▸ Dataset extract:
===

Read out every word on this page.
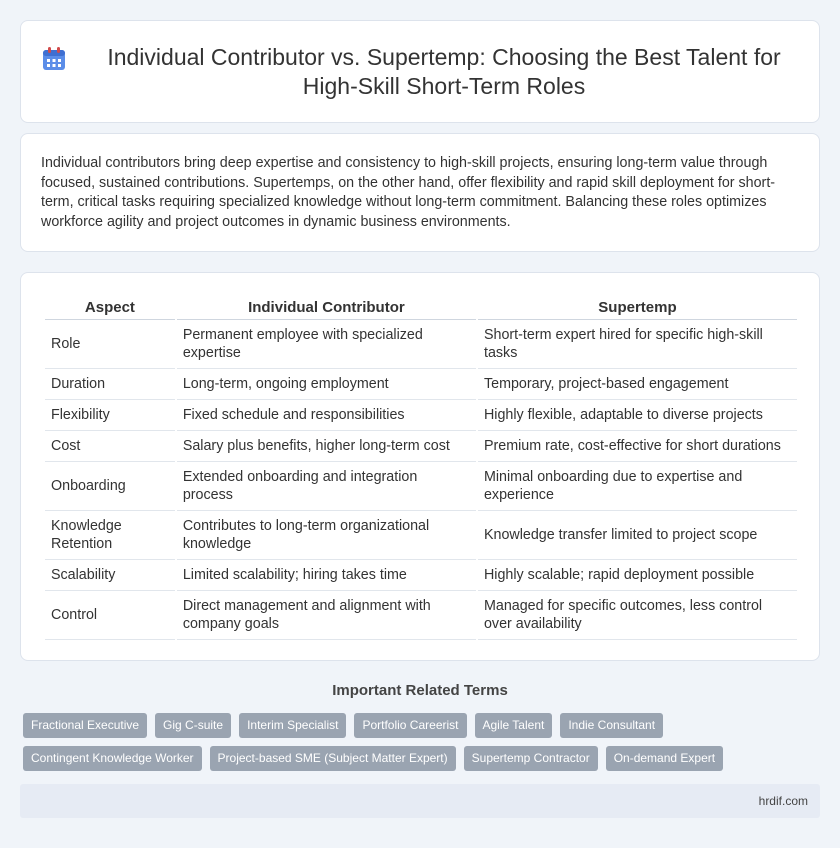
Individual Contributor vs. Supertemp: Choosing the Best Talent for High-Skill Short-Term Roles

Individual contributors bring deep expertise and consistency to high-skill projects, ensuring long-term value through focused, sustained contributions. Supertemps, on the other hand, offer flexibility and rapid skill deployment for short-term, critical tasks requiring specialized knowledge without long-term commitment. Balancing these roles optimizes workforce agility and project outcomes in dynamic business environments.

Aspect	Individual Contributor	Supertemp
Role	Permanent employee with specialized expertise	Short-term expert hired for specific high-skill tasks
Duration	Long-term, ongoing employment	Temporary, project-based engagement
Flexibility	Fixed schedule and responsibilities	Highly flexible, adaptable to diverse projects
Cost	Salary plus benefits, higher long-term cost	Premium rate, cost-effective for short durations
Onboarding	Extended onboarding and integration process	Minimal onboarding due to expertise and experience
Knowledge Retention	Contributes to long-term organizational knowledge	Knowledge transfer limited to project scope
Scalability	Limited scalability; hiring takes time	Highly scalable; rapid deployment possible
Control	Direct management and alignment with company goals	Managed for specific outcomes, less control over availability
Important Related Terms
Fractional Executive	Gig C-suite	Interim Specialist	Portfolio Careerist	Agile Talent	Indie Consultant
Contingent Knowledge Worker	Project-based SME (Subject Matter Expert)	Supertemp Contractor	On-demand Expert
hrdif.com
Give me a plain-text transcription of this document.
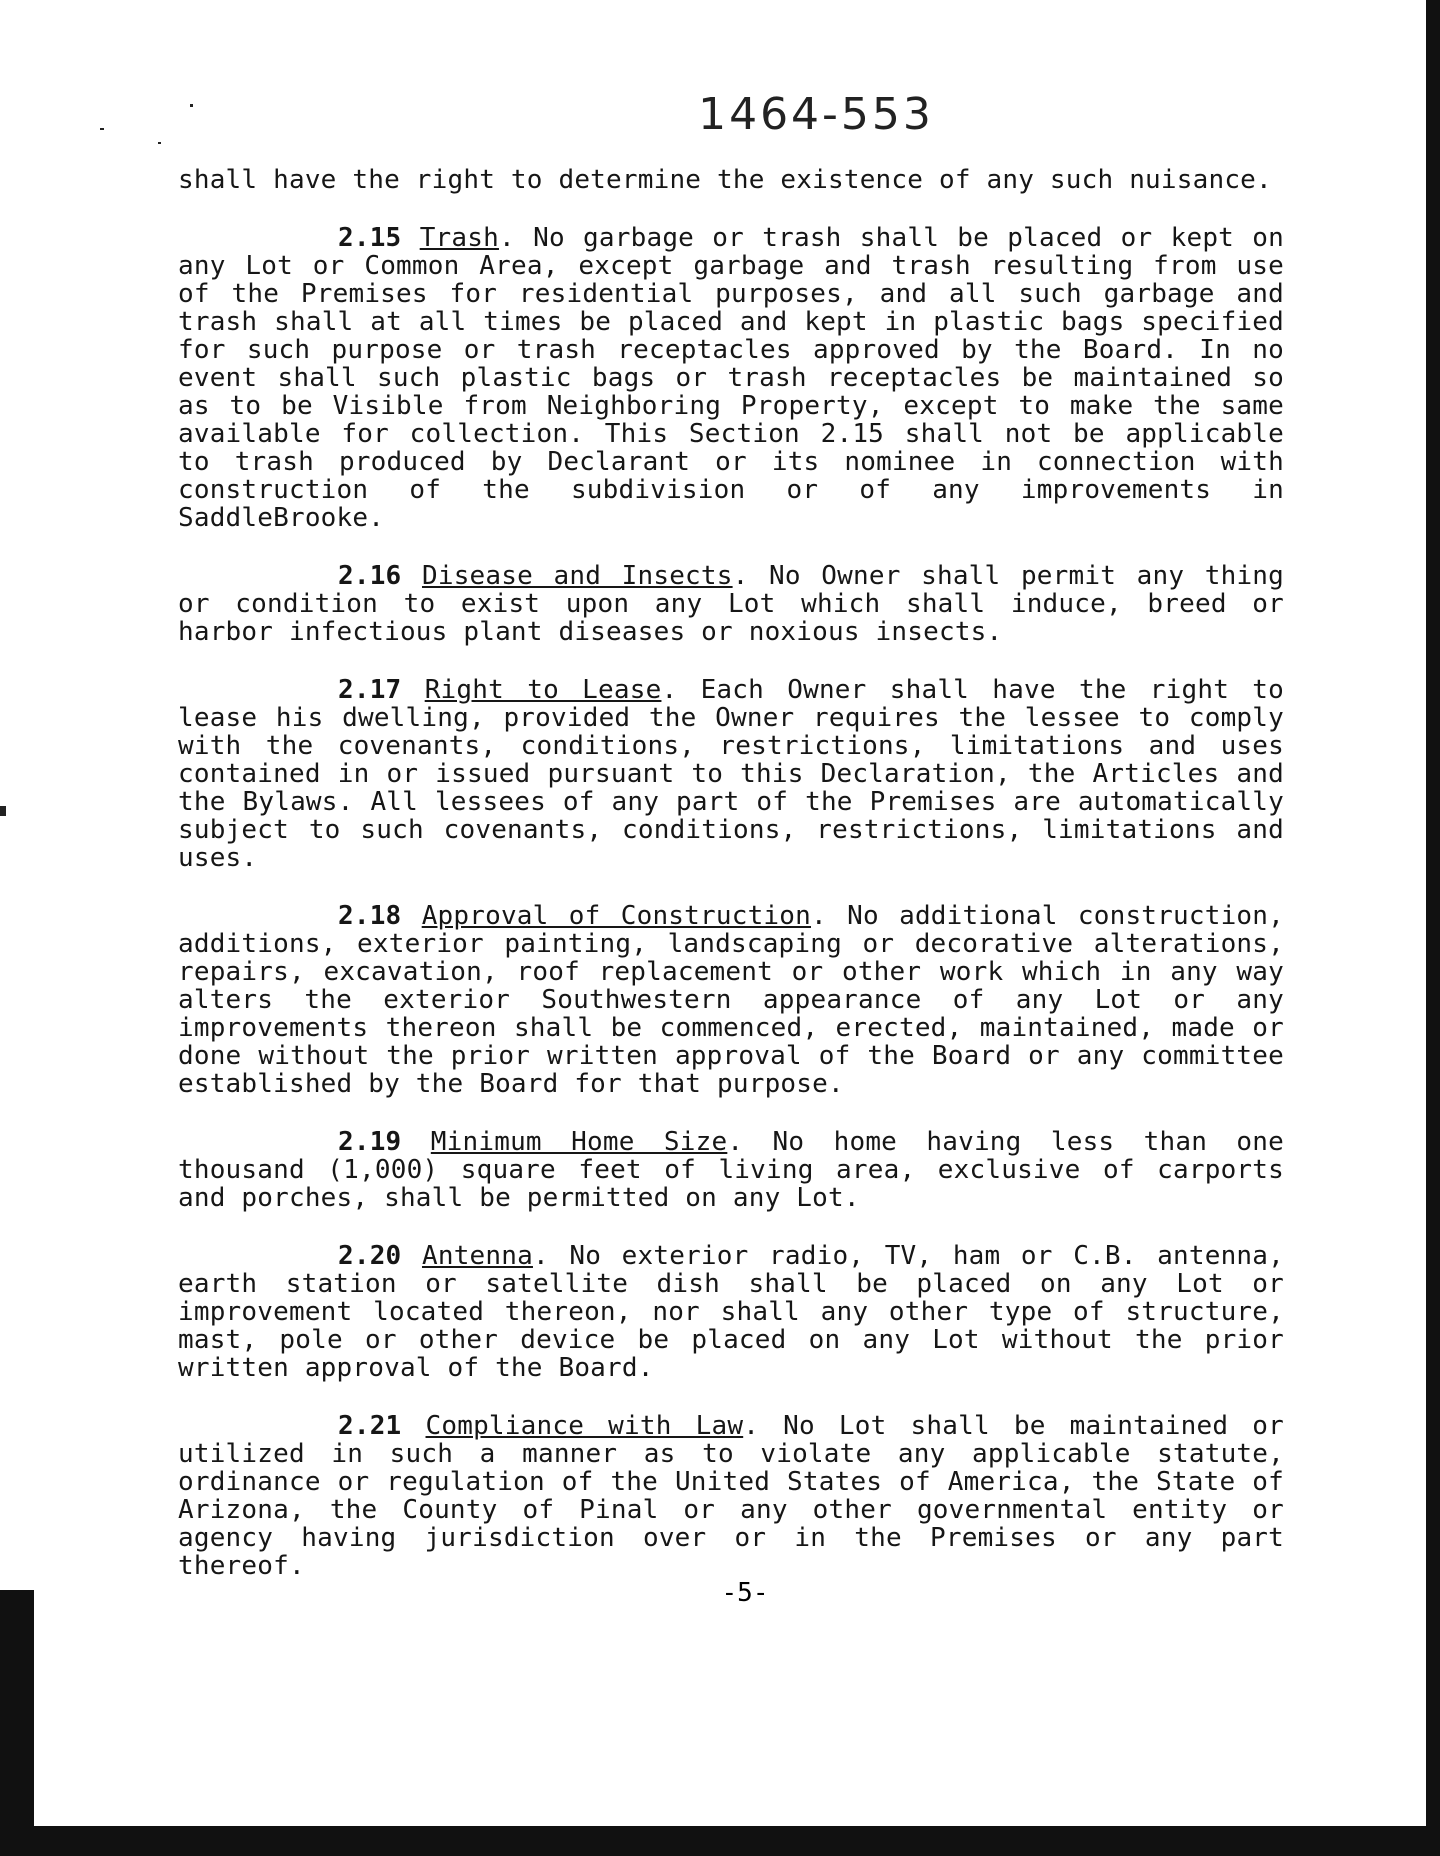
1464-553

shall have the right to determine the existence of any such nuisance.

2.15 Trash. No garbage or trash shall be placed or kept on any Lot or Common Area, except garbage and trash resulting from use of the Premises for residential purposes, and all such garbage and trash shall at all times be placed and kept in plastic bags specified for such purpose or trash receptacles approved by the Board. In no event shall such plastic bags or trash receptacles be maintained so as to be Visible from Neighboring Property, except to make the same available for collection. This Section 2.15 shall not be applicable to trash produced by Declarant or its nominee in connection with construction of the subdivision or of any improvements in SaddleBrooke.

2.16 Disease and Insects. No Owner shall permit any thing or condition to exist upon any Lot which shall induce, breed or harbor infectious plant diseases or noxious insects.

2.17 Right to Lease. Each Owner shall have the right to lease his dwelling, provided the Owner requires the lessee to comply with the covenants, conditions, restrictions, limitations and uses contained in or issued pursuant to this Declaration, the Articles and the Bylaws. All lessees of any part of the Premises are automatically subject to such covenants, conditions, restrictions, limitations and uses.

2.18 Approval of Construction. No additional construction, additions, exterior painting, landscaping or decorative alterations, repairs, excavation, roof replacement or other work which in any way alters the exterior Southwestern appearance of any Lot or any improvements thereon shall be commenced, erected, maintained, made or done without the prior written approval of the Board or any committee established by the Board for that purpose.

2.19 Minimum Home Size. No home having less than one thousand (1,000) square feet of living area, exclusive of carports and porches, shall be permitted on any Lot.

2.20 Antenna. No exterior radio, TV, ham or C.B. antenna, earth station or satellite dish shall be placed on any Lot or improvement located thereon, nor shall any other type of structure, mast, pole or other device be placed on any Lot without the prior written approval of the Board.

2.21 Compliance with Law. No Lot shall be maintained or utilized in such a manner as to violate any applicable statute, ordinance or regulation of the United States of America, the State of Arizona, the County of Pinal or any other governmental entity or agency having jurisdiction over or in the Premises or any part thereof.

-5-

===

▸ Set task:
Transcribe every line in the entries above, taking out only the images.

▸ Exercise response:
Read out every word on this page.
Individual Contributor vs. Supertemp: Choosing the Best Talent for High-Skill Short-Term Roles

Individual contributors bring deep expertise and consistency to high-skill projects, ensuring long-term value through focused, sustained contributions. Supertemps, on the other hand, offer flexibility and rapid skill deployment for short-term, critical tasks requiring specialized knowledge without long-term commitment. Balancing these roles optimizes workforce agility and project outcomes in dynamic business environments.

Aspect	Individual Contributor	Supertemp
Role	Permanent employee with specialized expertise	Short-term expert hired for specific high-skill tasks
Duration	Long-term, ongoing employment	Temporary, project-based engagement
Flexibility	Fixed schedule and responsibilities	Highly flexible, adaptable to diverse projects
Cost	Salary plus benefits, higher long-term cost	Premium rate, cost-effective for short durations
Onboarding	Extended onboarding and integration process	Minimal onboarding due to expertise and experience
Knowledge Retention	Contributes to long-term organizational knowledge	Knowledge transfer limited to project scope
Scalability	Limited scalability; hiring takes time	Highly scalable; rapid deployment possible
Control	Direct management and alignment with company goals	Managed for specific outcomes, less control over availability
Important Related Terms
Fractional Executive	Gig C-suite	Interim Specialist	Portfolio Careerist	Agile Talent	Indie Consultant
Contingent Knowledge Worker	Project-based SME (Subject Matter Expert)	Supertemp Contractor	On-demand Expert
hrdif.com
Give me a plain-text transcription of this document.
1464-553

shall have the right to determine the existence of any such nuisance.

2.15 Trash. No garbage or trash shall be placed or kept on any Lot or Common Area, except garbage and trash resulting from use of the Premises for residential purposes, and all such garbage and trash shall at all times be placed and kept in plastic bags specified for such purpose or trash receptacles approved by the Board. In no event shall such plastic bags or trash receptacles be maintained so as to be Visible from Neighboring Property, except to make the same available for collection. This Section 2.15 shall not be applicable to trash produced by Declarant or its nominee in connection with construction of the subdivision or of any improvements in SaddleBrooke.

2.16 Disease and Insects. No Owner shall permit any thing or condition to exist upon any Lot which shall induce, breed or harbor infectious plant diseases or noxious insects.

2.17 Right to Lease. Each Owner shall have the right to lease his dwelling, provided the Owner requires the lessee to comply with the covenants, conditions, restrictions, limitations and uses contained in or issued pursuant to this Declaration, the Articles and the Bylaws. All lessees of any part of the Premises are automatically subject to such covenants, conditions, restrictions, limitations and uses.

2.18 Approval of Construction. No additional construction, additions, exterior painting, landscaping or decorative alterations, repairs, excavation, roof replacement or other work which in any way alters the exterior Southwestern appearance of any Lot or any improvements thereon shall be commenced, erected, maintained, made or done without the prior written approval of the Board or any committee established by the Board for that purpose.

2.19 Minimum Home Size. No home having less than one thousand (1,000) square feet of living area, exclusive of carports and porches, shall be permitted on any Lot.

2.20 Antenna. No exterior radio, TV, ham or C.B. antenna, earth station or satellite dish shall be placed on any Lot or improvement located thereon, nor shall any other type of structure, mast, pole or other device be placed on any Lot without the prior written approval of the Board.

2.21 Compliance with Law. No Lot shall be maintained or utilized in such a manner as to violate any applicable statute, ordinance or regulation of the United States of America, the State of Arizona, the County of Pinal or any other governmental entity or agency having jurisdiction over or in the Premises or any part thereof.

-5-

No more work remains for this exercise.